[Excerpts from a figure dataset]
·····

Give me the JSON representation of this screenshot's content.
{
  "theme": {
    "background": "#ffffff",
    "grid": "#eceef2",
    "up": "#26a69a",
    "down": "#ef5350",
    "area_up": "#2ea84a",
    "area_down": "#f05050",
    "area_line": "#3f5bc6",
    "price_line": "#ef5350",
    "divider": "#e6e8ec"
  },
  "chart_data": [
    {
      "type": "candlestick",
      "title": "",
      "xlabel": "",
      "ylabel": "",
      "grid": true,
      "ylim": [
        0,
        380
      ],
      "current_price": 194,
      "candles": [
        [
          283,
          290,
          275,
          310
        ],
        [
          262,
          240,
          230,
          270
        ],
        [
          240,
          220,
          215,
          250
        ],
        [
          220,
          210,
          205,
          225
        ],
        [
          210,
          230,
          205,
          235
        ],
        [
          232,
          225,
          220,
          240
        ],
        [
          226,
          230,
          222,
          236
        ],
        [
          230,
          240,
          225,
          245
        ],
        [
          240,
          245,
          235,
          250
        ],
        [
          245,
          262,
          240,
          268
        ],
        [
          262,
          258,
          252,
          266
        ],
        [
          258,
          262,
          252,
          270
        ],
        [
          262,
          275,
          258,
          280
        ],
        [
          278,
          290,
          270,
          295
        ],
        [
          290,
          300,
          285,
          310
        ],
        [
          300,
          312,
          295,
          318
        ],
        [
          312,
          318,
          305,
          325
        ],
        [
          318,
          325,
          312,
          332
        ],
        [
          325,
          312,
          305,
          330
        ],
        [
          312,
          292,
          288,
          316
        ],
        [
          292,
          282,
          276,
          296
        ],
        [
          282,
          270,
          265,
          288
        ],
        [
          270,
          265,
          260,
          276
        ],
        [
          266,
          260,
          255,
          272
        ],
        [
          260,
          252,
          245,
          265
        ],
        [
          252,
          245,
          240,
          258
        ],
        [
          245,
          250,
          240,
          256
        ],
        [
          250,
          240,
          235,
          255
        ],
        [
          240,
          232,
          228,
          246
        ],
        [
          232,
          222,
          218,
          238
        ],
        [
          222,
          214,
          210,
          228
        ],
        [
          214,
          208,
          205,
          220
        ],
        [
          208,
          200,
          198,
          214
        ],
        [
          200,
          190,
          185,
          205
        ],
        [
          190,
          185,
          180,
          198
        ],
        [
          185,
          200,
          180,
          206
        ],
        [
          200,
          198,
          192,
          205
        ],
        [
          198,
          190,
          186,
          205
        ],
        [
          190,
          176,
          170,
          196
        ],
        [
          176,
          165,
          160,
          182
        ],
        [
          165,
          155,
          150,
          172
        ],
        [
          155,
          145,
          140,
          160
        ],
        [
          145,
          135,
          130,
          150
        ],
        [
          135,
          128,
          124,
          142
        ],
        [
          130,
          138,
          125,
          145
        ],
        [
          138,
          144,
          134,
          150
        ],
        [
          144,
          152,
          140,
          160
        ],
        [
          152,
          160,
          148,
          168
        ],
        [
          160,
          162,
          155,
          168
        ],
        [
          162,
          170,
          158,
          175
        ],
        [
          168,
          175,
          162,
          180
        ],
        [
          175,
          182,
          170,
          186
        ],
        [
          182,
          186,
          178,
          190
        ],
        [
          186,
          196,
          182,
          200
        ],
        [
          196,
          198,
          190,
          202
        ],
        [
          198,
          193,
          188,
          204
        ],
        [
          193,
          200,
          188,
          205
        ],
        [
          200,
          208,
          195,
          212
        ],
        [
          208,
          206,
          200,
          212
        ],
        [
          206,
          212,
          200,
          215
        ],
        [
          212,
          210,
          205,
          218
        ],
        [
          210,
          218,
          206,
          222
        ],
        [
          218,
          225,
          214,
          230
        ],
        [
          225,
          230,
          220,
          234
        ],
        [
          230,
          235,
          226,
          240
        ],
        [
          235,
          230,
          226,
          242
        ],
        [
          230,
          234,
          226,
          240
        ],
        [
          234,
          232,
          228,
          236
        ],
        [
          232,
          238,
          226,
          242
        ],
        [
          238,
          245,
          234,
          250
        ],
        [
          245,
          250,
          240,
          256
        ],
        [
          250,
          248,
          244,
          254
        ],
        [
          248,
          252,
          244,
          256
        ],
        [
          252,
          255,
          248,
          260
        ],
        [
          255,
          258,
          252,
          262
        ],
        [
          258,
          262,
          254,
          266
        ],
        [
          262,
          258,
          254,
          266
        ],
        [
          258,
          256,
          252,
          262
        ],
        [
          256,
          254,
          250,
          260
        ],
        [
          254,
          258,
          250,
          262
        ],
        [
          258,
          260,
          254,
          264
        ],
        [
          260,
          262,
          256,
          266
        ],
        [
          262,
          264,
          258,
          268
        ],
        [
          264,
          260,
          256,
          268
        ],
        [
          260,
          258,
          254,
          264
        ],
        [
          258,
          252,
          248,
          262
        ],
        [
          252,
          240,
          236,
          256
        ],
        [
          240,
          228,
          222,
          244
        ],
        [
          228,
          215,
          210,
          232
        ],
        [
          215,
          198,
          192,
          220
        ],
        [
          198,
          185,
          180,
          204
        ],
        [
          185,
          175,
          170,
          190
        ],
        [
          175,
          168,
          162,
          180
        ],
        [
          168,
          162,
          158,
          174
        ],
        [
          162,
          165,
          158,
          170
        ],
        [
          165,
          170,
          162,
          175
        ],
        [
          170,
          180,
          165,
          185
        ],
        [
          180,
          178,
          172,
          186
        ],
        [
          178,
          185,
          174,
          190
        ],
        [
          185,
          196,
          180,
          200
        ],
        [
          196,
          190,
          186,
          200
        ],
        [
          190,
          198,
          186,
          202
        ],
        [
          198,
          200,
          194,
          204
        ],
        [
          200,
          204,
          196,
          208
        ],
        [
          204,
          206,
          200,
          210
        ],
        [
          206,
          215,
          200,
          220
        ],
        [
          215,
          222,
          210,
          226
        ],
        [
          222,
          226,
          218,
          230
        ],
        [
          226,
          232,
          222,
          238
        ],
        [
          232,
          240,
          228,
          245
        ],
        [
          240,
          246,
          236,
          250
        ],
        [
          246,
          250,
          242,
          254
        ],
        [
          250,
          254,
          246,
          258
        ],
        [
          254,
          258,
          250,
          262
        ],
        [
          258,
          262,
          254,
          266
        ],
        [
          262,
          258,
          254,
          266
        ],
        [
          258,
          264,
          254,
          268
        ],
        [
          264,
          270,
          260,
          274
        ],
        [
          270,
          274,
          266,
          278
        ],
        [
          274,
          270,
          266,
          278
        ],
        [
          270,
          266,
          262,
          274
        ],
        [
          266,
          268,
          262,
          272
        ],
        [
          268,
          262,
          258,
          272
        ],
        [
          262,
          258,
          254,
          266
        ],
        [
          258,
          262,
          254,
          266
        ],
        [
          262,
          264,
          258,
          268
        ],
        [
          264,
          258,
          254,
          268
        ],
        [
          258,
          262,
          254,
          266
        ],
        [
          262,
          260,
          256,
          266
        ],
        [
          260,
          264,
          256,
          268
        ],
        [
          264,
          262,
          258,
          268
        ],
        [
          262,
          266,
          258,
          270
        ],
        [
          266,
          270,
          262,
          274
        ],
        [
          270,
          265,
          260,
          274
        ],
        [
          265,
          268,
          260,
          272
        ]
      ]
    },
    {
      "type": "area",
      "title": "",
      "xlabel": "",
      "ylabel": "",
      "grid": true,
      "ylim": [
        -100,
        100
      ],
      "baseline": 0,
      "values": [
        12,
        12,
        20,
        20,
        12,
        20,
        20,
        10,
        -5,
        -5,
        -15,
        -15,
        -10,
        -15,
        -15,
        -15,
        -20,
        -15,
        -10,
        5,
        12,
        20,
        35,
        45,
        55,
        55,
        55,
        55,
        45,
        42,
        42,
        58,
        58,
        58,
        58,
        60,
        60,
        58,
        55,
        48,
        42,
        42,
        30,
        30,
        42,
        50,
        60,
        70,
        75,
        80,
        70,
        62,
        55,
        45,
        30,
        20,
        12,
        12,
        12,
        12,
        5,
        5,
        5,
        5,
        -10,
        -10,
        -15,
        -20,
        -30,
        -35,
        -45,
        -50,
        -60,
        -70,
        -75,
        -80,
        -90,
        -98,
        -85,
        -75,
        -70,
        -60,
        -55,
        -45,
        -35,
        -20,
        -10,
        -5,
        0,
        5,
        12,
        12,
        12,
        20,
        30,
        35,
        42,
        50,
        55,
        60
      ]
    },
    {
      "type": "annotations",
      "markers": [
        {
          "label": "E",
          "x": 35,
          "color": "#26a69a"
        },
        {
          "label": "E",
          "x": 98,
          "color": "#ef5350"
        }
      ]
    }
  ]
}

·····

*OBJECTIVE*
Where does the word "type" appear in the listing? List each line that holds it.

*FINAL RESULT*
      "type": "candlestick",
      "type": "area",
      "type": "annotations",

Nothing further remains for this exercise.